● Stored entries:
>> START

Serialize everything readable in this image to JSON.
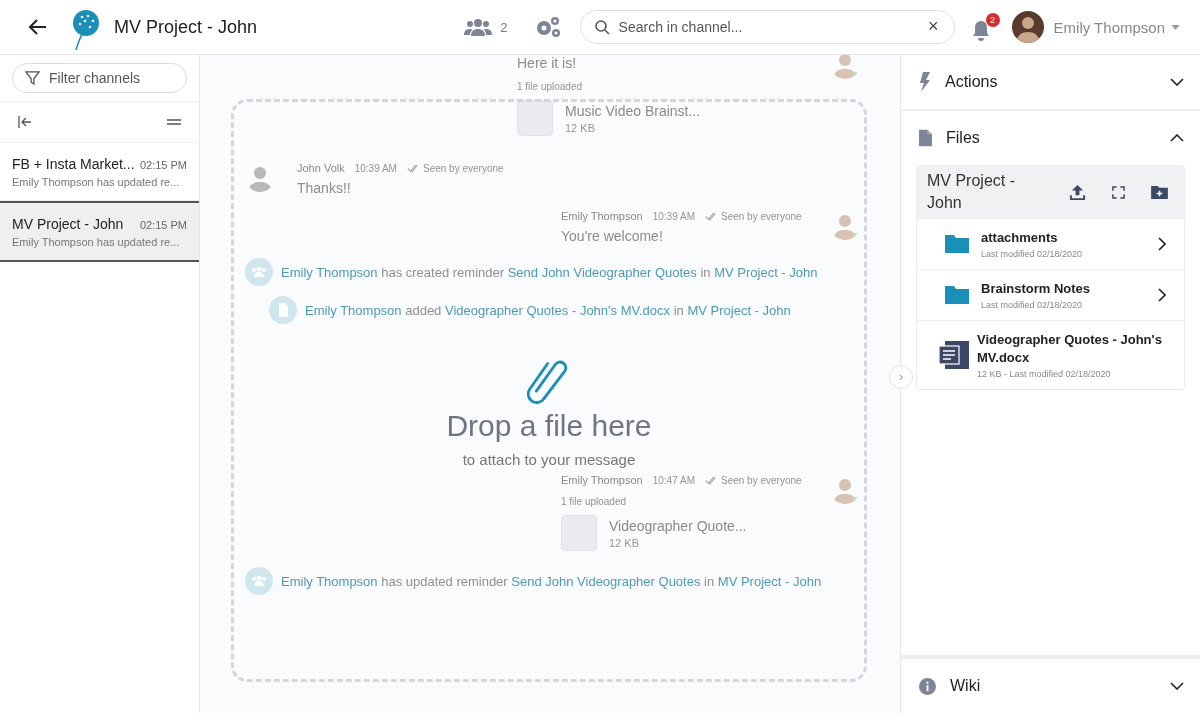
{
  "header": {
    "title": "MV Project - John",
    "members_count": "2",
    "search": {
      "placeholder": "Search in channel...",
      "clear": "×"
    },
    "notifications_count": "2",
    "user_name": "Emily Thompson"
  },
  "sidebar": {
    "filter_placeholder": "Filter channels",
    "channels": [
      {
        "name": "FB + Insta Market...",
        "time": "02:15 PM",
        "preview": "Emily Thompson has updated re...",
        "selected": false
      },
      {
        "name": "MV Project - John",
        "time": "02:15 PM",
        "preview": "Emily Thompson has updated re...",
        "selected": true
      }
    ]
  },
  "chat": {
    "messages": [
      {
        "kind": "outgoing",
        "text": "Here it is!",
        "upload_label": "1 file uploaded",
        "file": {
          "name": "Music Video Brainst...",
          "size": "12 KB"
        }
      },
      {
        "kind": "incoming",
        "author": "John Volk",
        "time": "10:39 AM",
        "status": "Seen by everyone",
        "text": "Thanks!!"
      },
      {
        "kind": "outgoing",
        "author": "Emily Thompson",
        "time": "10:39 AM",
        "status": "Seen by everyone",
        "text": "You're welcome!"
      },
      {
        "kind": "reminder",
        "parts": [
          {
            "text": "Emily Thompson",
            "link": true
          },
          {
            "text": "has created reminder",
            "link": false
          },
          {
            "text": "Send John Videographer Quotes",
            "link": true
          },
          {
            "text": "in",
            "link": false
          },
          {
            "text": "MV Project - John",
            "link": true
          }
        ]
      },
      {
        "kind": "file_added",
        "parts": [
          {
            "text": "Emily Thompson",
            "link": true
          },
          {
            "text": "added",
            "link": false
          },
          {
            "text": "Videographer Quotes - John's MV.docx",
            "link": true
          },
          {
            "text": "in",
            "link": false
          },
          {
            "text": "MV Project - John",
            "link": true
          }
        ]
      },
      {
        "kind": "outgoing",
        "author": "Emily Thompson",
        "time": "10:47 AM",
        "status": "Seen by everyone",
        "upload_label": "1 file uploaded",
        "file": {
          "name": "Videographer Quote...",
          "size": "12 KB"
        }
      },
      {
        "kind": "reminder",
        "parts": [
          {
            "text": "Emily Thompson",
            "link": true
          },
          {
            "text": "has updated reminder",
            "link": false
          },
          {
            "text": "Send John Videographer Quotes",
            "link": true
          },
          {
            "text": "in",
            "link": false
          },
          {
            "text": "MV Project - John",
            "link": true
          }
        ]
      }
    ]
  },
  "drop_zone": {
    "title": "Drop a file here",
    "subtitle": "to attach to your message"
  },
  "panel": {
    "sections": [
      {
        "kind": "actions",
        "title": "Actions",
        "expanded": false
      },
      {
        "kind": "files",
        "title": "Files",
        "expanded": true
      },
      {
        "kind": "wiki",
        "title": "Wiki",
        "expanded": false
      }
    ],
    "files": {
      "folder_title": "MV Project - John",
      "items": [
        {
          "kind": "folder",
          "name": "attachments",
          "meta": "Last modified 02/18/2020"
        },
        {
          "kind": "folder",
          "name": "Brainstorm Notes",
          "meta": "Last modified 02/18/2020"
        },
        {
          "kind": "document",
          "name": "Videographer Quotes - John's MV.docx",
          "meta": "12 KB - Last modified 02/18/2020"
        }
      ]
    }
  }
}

>> END
>> START

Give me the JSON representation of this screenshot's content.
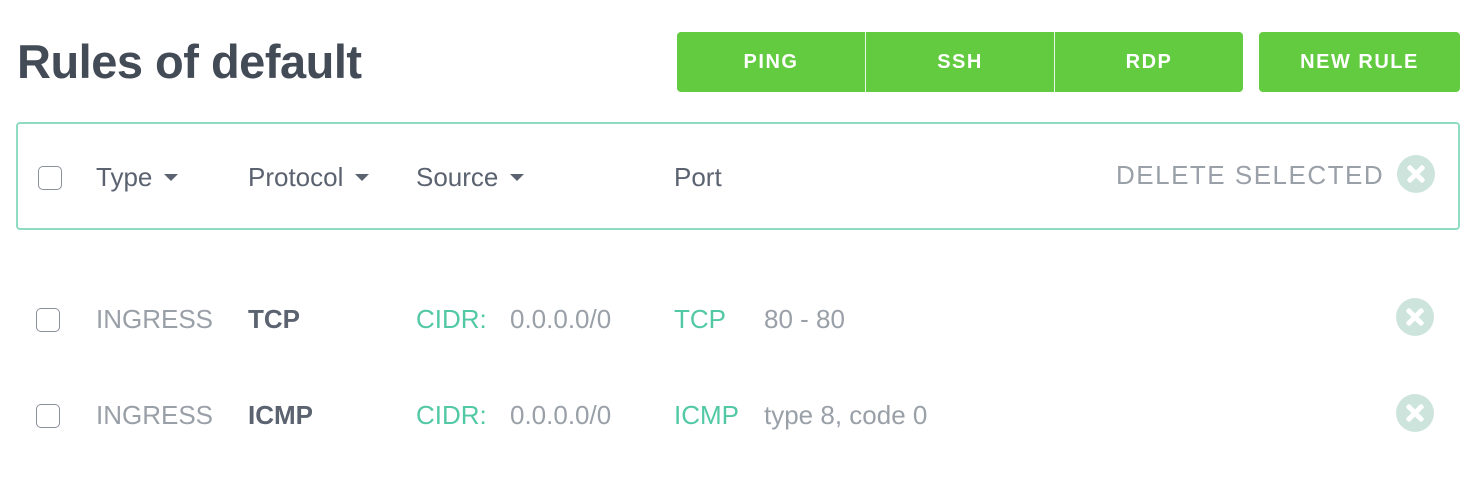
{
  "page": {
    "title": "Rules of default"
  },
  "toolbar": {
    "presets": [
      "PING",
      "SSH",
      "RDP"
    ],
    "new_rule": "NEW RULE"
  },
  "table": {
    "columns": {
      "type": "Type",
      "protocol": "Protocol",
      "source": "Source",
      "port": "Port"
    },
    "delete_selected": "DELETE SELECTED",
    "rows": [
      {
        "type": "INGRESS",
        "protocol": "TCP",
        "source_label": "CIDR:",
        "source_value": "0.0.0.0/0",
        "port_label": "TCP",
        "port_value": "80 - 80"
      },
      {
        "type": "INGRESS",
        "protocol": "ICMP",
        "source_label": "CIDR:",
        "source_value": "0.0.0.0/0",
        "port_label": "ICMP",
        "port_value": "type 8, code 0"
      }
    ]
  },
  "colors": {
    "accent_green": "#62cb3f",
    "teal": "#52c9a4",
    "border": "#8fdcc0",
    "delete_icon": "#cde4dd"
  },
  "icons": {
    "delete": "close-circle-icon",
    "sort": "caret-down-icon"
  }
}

>> END

Find the lines with the string "Videographer" and reproduce them.

            "text": "Send John Videographer Quotes",
            "text": "Videographer Quotes - John's MV.docx",
          "name": "Videographer Quote...",
            "text": "Send John Videographer Quotes",
          "name": "Videographer Quotes - John's MV.docx",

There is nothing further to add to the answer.